Records excerpted from a collection:
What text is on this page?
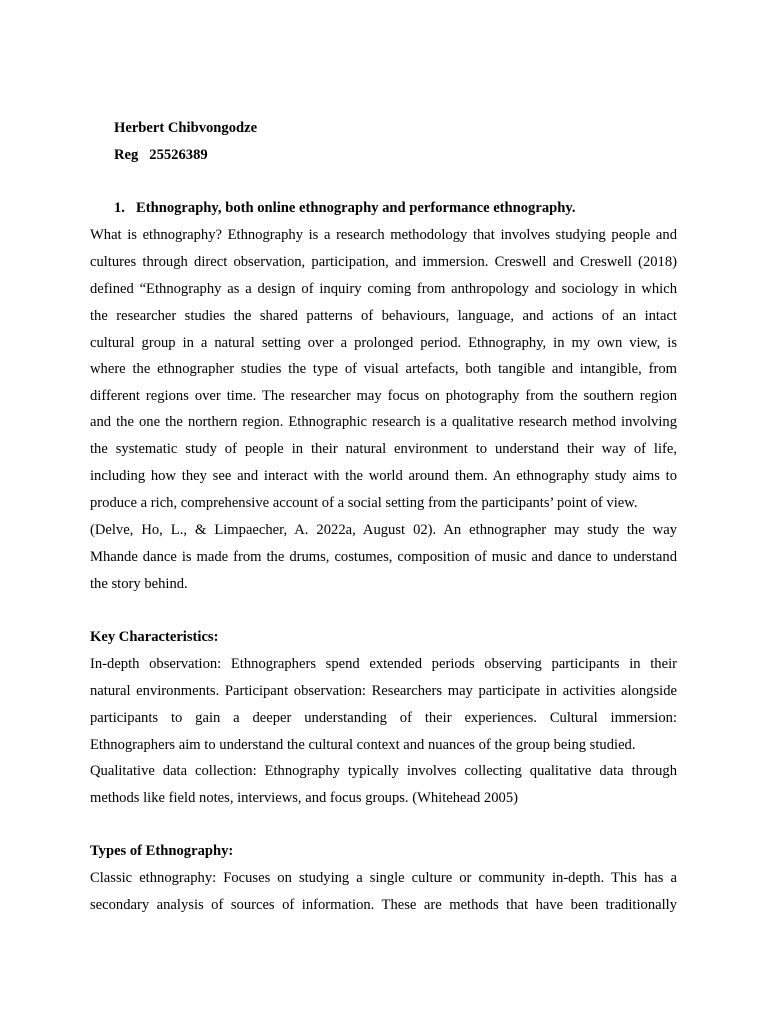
Herbert Chibvongodze
Reg 25526389
1. Ethnography, both online ethnography and performance ethnography.
What is ethnography? Ethnography is a research methodology that involves studying people and
cultures through direct observation, participation, and immersion. Creswell and Creswell (2018)
defined “Ethnography as a design of inquiry coming from anthropology and sociology in which
the researcher studies the shared patterns of behaviours, language, and actions of an intact
cultural group in a natural setting over a prolonged period. Ethnography, in my own view, is
where the ethnographer studies the type of visual artefacts, both tangible and intangible, from
different regions over time. The researcher may focus on photography from the southern region
and the one the northern region. Ethnographic research is a qualitative research method involving
the systematic study of people in their natural environment to understand their way of life,
including how they see and interact with the world around them. An ethnography study aims to
produce a rich, comprehensive account of a social setting from the participants’ point of view.
(Delve, Ho, L., & Limpaecher, A. 2022a, August 02). An ethnographer may study the way
Mhande dance is made from the drums, costumes, composition of music and dance to understand
the story behind.
Key Characteristics:
In-depth observation: Ethnographers spend extended periods observing participants in their
natural environments. Participant observation: Researchers may participate in activities alongside
participants to gain a deeper understanding of their experiences. Cultural immersion:
Ethnographers aim to understand the cultural context and nuances of the group being studied.
Qualitative data collection: Ethnography typically involves collecting qualitative data through
methods like field notes, interviews, and focus groups. (Whitehead 2005)
Types of Ethnography:
Classic ethnography: Focuses on studying a single culture or community in-depth. This has a
secondary analysis of sources of information. These are methods that have been traditionally
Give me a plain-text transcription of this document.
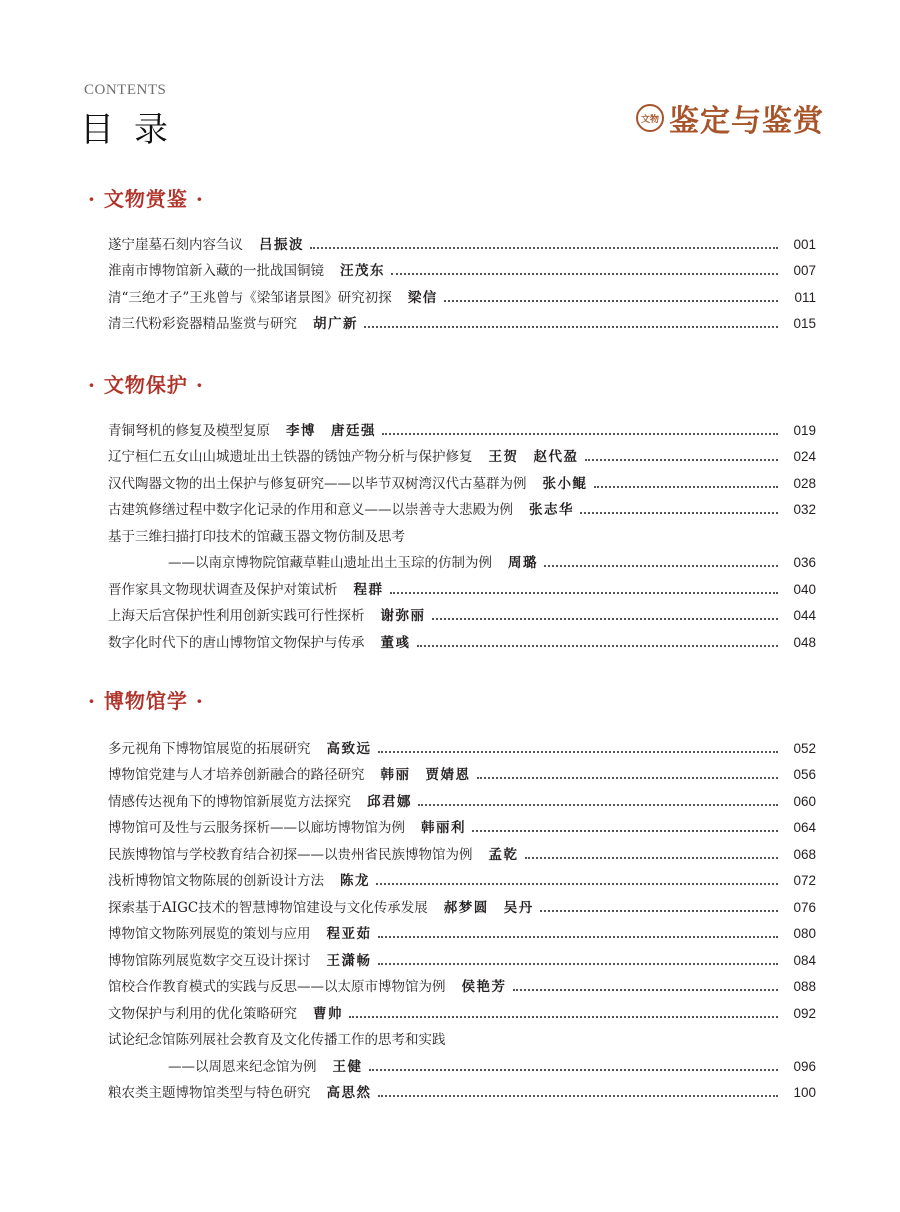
CONTENTS
目录	文物 鉴定与鉴赏
· 文物赏鉴 ·
遂宁崖墓石刻内容刍议 吕振波	001
淮南市博物馆新入藏的一批战国铜镜 汪茂东	007
清“三绝才子”王兆曾与《梁邹诸景图》研究初探 梁信	011
清三代粉彩瓷器精品鉴赏与研究 胡广新	015
· 文物保护 ·
青铜弩机的修复及模型复原 李博　唐廷强	019
辽宁桓仁五女山山城遗址出土铁器的锈蚀产物分析与保护修复 王贺　赵代盈	024
汉代陶器文物的出土保护与修复研究——以毕节双树湾汉代古墓群为例 张小鲲	028
古建筑修缮过程中数字化记录的作用和意义——以崇善寺大悲殿为例 张志华	032
基于三维扫描打印技术的馆藏玉器文物仿制及思考
——以南京博物院馆藏草鞋山遗址出土玉琮的仿制为例 周璐	036
晋作家具文物现状调查及保护对策试析 程群	040
上海天后宫保护性利用创新实践可行性探析 谢弥丽	044
数字化时代下的唐山博物馆文物保护与传承 董彧	048
· 博物馆学 ·
多元视角下博物馆展览的拓展研究 高致远	052
博物馆党建与人才培养创新融合的路径研究 韩丽　贾婧恩	056
情感传达视角下的博物馆新展览方法探究 邱君娜	060
博物馆可及性与云服务探析——以廊坊博物馆为例 韩丽利	064
民族博物馆与学校教育结合初探——以贵州省民族博物馆为例 孟乾	068
浅析博物馆文物陈展的创新设计方法 陈龙	072
探索基于AIGC技术的智慧博物馆建设与文化传承发展 郝梦圆　吴丹	076
博物馆文物陈列展览的策划与应用 程亚茹	080
博物馆陈列展览数字交互设计探讨 王潇畅	084
馆校合作教育模式的实践与反思——以太原市博物馆为例 侯艳芳	088
文物保护与利用的优化策略研究 曹帅	092
试论纪念馆陈列展社会教育及文化传播工作的思考和实践
——以周恩来纪念馆为例 王健	096
粮农类主题博物馆类型与特色研究 高思然	100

_To do_: Without including any picture, repeat the data exactly.

_Solution for this task_:
What text is on this page?
Herbert Chibvongodze
Reg 25526389
1. Ethnography, both online ethnography and performance ethnography.
What is ethnography? Ethnography is a research methodology that involves studying people and
cultures through direct observation, participation, and immersion. Creswell and Creswell (2018)
defined “Ethnography as a design of inquiry coming from anthropology and sociology in which
the researcher studies the shared patterns of behaviours, language, and actions of an intact
cultural group in a natural setting over a prolonged period. Ethnography, in my own view, is
where the ethnographer studies the type of visual artefacts, both tangible and intangible, from
different regions over time. The researcher may focus on photography from the southern region
and the one the northern region. Ethnographic research is a qualitative research method involving
the systematic study of people in their natural environment to understand their way of life,
including how they see and interact with the world around them. An ethnography study aims to
produce a rich, comprehensive account of a social setting from the participants’ point of view.
(Delve, Ho, L., & Limpaecher, A. 2022a, August 02). An ethnographer may study the way
Mhande dance is made from the drums, costumes, composition of music and dance to understand
the story behind.
Key Characteristics:
In-depth observation: Ethnographers spend extended periods observing participants in their
natural environments. Participant observation: Researchers may participate in activities alongside
participants to gain a deeper understanding of their experiences. Cultural immersion:
Ethnographers aim to understand the cultural context and nuances of the group being studied.
Qualitative data collection: Ethnography typically involves collecting qualitative data through
methods like field notes, interviews, and focus groups. (Whitehead 2005)
Types of Ethnography:
Classic ethnography: Focuses on studying a single culture or community in-depth. This has a
secondary analysis of sources of information. These are methods that have been traditionally
Give me a plain-text transcription of this document.
CONTENTS
目录	文物 鉴定与鉴赏
· 文物赏鉴 ·
遂宁崖墓石刻内容刍议 吕振波	001
淮南市博物馆新入藏的一批战国铜镜 汪茂东	007
清“三绝才子”王兆曾与《梁邹诸景图》研究初探 梁信	011
清三代粉彩瓷器精品鉴赏与研究 胡广新	015
· 文物保护 ·
青铜弩机的修复及模型复原 李博　唐廷强	019
辽宁桓仁五女山山城遗址出土铁器的锈蚀产物分析与保护修复 王贺　赵代盈	024
汉代陶器文物的出土保护与修复研究——以毕节双树湾汉代古墓群为例 张小鲲	028
古建筑修缮过程中数字化记录的作用和意义——以崇善寺大悲殿为例 张志华	032
基于三维扫描打印技术的馆藏玉器文物仿制及思考
——以南京博物院馆藏草鞋山遗址出土玉琮的仿制为例 周璐	036
晋作家具文物现状调查及保护对策试析 程群	040
上海天后宫保护性利用创新实践可行性探析 谢弥丽	044
数字化时代下的唐山博物馆文物保护与传承 董彧	048
· 博物馆学 ·
多元视角下博物馆展览的拓展研究 高致远	052
博物馆党建与人才培养创新融合的路径研究 韩丽　贾婧恩	056
情感传达视角下的博物馆新展览方法探究 邱君娜	060
博物馆可及性与云服务探析——以廊坊博物馆为例 韩丽利	064
民族博物馆与学校教育结合初探——以贵州省民族博物馆为例 孟乾	068
浅析博物馆文物陈展的创新设计方法 陈龙	072
探索基于AIGC技术的智慧博物馆建设与文化传承发展 郝梦圆　吴丹	076
博物馆文物陈列展览的策划与应用 程亚茹	080
博物馆陈列展览数字交互设计探讨 王潇畅	084
馆校合作教育模式的实践与反思——以太原市博物馆为例 侯艳芳	088
文物保护与利用的优化策略研究 曹帅	092
试论纪念馆陈列展社会教育及文化传播工作的思考和实践
——以周恩来纪念馆为例 王健	096
粮农类主题博物馆类型与特色研究 高思然	100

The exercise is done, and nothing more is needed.